Requirement
Copy each line of the listing below exactly.
------ Material shown ------
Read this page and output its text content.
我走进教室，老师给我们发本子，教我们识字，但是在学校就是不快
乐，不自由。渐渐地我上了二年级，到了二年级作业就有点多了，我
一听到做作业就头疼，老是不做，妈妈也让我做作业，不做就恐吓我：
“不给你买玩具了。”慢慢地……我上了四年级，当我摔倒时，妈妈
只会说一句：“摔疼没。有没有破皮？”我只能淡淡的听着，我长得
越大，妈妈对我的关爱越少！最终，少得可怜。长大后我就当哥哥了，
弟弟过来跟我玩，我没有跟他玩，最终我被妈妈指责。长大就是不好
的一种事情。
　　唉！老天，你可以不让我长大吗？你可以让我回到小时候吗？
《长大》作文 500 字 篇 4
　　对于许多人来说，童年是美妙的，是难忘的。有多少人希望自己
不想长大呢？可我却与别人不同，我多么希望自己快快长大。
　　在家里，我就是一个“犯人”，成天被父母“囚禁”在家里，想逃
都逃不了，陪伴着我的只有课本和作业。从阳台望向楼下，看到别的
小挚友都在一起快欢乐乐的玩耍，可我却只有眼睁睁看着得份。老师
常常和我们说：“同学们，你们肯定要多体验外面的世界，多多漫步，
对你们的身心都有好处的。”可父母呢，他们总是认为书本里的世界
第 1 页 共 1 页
------
Answer to this problem
Read this page and output its text content.
我走进教室，老师给我们发本子，教我们识字，但是在学校就是不快
乐，不自由。渐渐地我上了二年级，到了二年级作业就有点多了，我
一听到做作业就头疼，老是不做，妈妈也让我做作业，不做就恐吓我：
“不给你买玩具了。”慢慢地……我上了四年级，当我摔倒时，妈妈
只会说一句：“摔疼没。有没有破皮？”我只能淡淡的听着，我长得
越大，妈妈对我的关爱越少！最终，少得可怜。长大后我就当哥哥了，
弟弟过来跟我玩，我没有跟他玩，最终我被妈妈指责。长大就是不好
的一种事情。
　　唉！老天，你可以不让我长大吗？你可以让我回到小时候吗？
《长大》作文 500 字 篇 4
　　对于许多人来说，童年是美妙的，是难忘的。有多少人希望自己
不想长大呢？可我却与别人不同，我多么希望自己快快长大。
　　在家里，我就是一个“犯人”，成天被父母“囚禁”在家里，想逃
都逃不了，陪伴着我的只有课本和作业。从阳台望向楼下，看到别的
小挚友都在一起快欢乐乐的玩耍，可我却只有眼睁睁看着得份。老师
常常和我们说：“同学们，你们肯定要多体验外面的世界，多多漫步，
对你们的身心都有好处的。”可父母呢，他们总是认为书本里的世界
第 1 页 共 1 页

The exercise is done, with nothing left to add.